• _Written exercise_: Return the entries verbatim and drop every picture.

• _Dataset extract_:
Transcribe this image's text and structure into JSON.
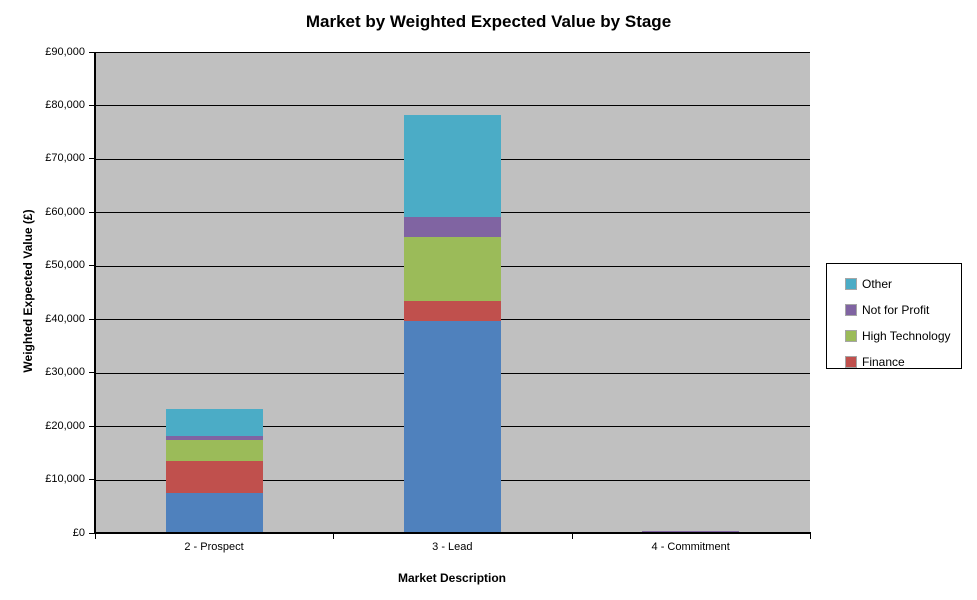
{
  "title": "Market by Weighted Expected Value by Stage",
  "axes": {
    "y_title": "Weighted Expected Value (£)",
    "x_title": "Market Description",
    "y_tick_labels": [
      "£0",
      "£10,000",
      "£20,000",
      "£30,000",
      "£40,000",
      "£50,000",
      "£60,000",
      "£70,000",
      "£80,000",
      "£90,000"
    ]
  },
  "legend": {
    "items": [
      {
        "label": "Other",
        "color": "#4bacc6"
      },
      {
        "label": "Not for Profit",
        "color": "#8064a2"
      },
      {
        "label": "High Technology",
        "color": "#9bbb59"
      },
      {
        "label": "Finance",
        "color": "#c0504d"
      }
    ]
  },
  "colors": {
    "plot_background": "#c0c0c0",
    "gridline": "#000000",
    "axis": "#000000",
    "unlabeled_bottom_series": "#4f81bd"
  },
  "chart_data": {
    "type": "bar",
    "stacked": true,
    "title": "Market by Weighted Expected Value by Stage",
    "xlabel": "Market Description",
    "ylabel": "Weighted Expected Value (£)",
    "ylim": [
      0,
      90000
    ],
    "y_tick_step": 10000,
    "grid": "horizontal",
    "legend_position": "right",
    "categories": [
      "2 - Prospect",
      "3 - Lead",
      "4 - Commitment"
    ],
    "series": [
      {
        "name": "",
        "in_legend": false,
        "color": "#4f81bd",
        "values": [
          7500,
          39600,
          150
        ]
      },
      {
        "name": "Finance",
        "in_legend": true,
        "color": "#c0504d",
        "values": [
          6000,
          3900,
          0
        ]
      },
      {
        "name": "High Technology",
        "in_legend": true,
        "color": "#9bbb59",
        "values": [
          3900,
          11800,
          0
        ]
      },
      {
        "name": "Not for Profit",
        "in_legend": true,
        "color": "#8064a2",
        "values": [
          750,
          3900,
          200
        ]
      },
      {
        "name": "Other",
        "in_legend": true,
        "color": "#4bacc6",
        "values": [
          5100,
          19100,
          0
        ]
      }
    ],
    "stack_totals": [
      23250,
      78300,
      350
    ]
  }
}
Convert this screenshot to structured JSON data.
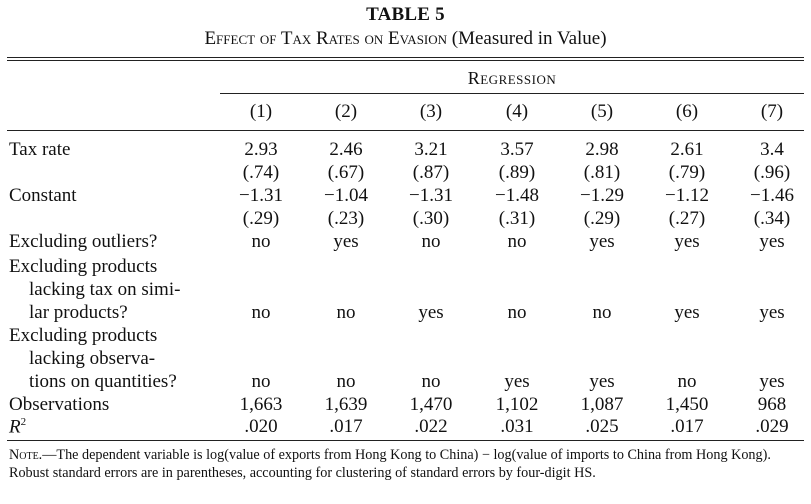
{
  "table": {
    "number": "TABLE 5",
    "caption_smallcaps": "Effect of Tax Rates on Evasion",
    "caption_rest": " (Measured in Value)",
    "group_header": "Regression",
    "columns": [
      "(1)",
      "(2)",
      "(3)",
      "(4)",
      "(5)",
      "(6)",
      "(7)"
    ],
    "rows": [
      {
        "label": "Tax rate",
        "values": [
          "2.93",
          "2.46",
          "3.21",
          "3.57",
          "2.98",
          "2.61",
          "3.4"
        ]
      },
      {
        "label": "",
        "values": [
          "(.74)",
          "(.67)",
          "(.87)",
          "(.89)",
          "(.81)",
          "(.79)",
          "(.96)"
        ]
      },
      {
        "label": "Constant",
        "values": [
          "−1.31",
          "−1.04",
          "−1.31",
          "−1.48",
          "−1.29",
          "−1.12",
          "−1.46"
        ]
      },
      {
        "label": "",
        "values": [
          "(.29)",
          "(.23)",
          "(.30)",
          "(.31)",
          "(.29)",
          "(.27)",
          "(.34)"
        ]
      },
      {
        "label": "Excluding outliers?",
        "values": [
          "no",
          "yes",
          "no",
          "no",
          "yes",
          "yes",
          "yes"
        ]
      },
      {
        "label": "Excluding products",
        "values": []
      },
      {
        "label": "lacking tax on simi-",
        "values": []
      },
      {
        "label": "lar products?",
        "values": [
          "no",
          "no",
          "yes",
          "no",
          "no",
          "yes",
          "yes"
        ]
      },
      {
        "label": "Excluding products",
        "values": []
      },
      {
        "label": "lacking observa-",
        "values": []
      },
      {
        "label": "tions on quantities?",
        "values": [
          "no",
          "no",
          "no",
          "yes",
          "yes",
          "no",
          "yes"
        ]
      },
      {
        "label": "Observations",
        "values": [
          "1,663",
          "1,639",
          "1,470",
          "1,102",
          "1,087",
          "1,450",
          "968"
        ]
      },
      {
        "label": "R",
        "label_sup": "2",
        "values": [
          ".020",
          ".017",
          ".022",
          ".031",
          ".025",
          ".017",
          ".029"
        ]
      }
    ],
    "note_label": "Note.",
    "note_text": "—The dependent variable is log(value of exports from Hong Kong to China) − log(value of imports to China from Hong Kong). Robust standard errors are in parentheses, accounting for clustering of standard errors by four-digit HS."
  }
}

• _Written reply_:
Transcribe this image's text and structure into JSON.
{
  "title": "Market by Weighted Expected Value by Stage",
  "axes": {
    "y_title": "Weighted Expected Value (£)",
    "x_title": "Market Description",
    "y_tick_labels": [
      "£0",
      "£10,000",
      "£20,000",
      "£30,000",
      "£40,000",
      "£50,000",
      "£60,000",
      "£70,000",
      "£80,000",
      "£90,000"
    ]
  },
  "legend": {
    "items": [
      {
        "label": "Other",
        "color": "#4bacc6"
      },
      {
        "label": "Not for Profit",
        "color": "#8064a2"
      },
      {
        "label": "High Technology",
        "color": "#9bbb59"
      },
      {
        "label": "Finance",
        "color": "#c0504d"
      }
    ]
  },
  "colors": {
    "plot_background": "#c0c0c0",
    "gridline": "#000000",
    "axis": "#000000",
    "unlabeled_bottom_series": "#4f81bd"
  },
  "chart_data": {
    "type": "bar",
    "stacked": true,
    "title": "Market by Weighted Expected Value by Stage",
    "xlabel": "Market Description",
    "ylabel": "Weighted Expected Value (£)",
    "ylim": [
      0,
      90000
    ],
    "y_tick_step": 10000,
    "grid": "horizontal",
    "legend_position": "right",
    "categories": [
      "2 - Prospect",
      "3 - Lead",
      "4 - Commitment"
    ],
    "series": [
      {
        "name": "",
        "in_legend": false,
        "color": "#4f81bd",
        "values": [
          7500,
          39600,
          150
        ]
      },
      {
        "name": "Finance",
        "in_legend": true,
        "color": "#c0504d",
        "values": [
          6000,
          3900,
          0
        ]
      },
      {
        "name": "High Technology",
        "in_legend": true,
        "color": "#9bbb59",
        "values": [
          3900,
          11800,
          0
        ]
      },
      {
        "name": "Not for Profit",
        "in_legend": true,
        "color": "#8064a2",
        "values": [
          750,
          3900,
          200
        ]
      },
      {
        "name": "Other",
        "in_legend": true,
        "color": "#4bacc6",
        "values": [
          5100,
          19100,
          0
        ]
      }
    ],
    "stack_totals": [
      23250,
      78300,
      350
    ]
  }
}
Convert this screenshot to structured JSON data.
{
  "table": {
    "number": "TABLE 5",
    "caption_smallcaps": "Effect of Tax Rates on Evasion",
    "caption_rest": " (Measured in Value)",
    "group_header": "Regression",
    "columns": [
      "(1)",
      "(2)",
      "(3)",
      "(4)",
      "(5)",
      "(6)",
      "(7)"
    ],
    "rows": [
      {
        "label": "Tax rate",
        "values": [
          "2.93",
          "2.46",
          "3.21",
          "3.57",
          "2.98",
          "2.61",
          "3.4"
        ]
      },
      {
        "label": "",
        "values": [
          "(.74)",
          "(.67)",
          "(.87)",
          "(.89)",
          "(.81)",
          "(.79)",
          "(.96)"
        ]
      },
      {
        "label": "Constant",
        "values": [
          "−1.31",
          "−1.04",
          "−1.31",
          "−1.48",
          "−1.29",
          "−1.12",
          "−1.46"
        ]
      },
      {
        "label": "",
        "values": [
          "(.29)",
          "(.23)",
          "(.30)",
          "(.31)",
          "(.29)",
          "(.27)",
          "(.34)"
        ]
      },
      {
        "label": "Excluding outliers?",
        "values": [
          "no",
          "yes",
          "no",
          "no",
          "yes",
          "yes",
          "yes"
        ]
      },
      {
        "label": "Excluding products",
        "values": []
      },
      {
        "label": "lacking tax on simi-",
        "values": []
      },
      {
        "label": "lar products?",
        "values": [
          "no",
          "no",
          "yes",
          "no",
          "no",
          "yes",
          "yes"
        ]
      },
      {
        "label": "Excluding products",
        "values": []
      },
      {
        "label": "lacking observa-",
        "values": []
      },
      {
        "label": "tions on quantities?",
        "values": [
          "no",
          "no",
          "no",
          "yes",
          "yes",
          "no",
          "yes"
        ]
      },
      {
        "label": "Observations",
        "values": [
          "1,663",
          "1,639",
          "1,470",
          "1,102",
          "1,087",
          "1,450",
          "968"
        ]
      },
      {
        "label": "R",
        "label_sup": "2",
        "values": [
          ".020",
          ".017",
          ".022",
          ".031",
          ".025",
          ".017",
          ".029"
        ]
      }
    ],
    "note_label": "Note.",
    "note_text": "—The dependent variable is log(value of exports from Hong Kong to China) − log(value of imports to China from Hong Kong). Robust standard errors are in parentheses, accounting for clustering of standard errors by four-digit HS."
  }
}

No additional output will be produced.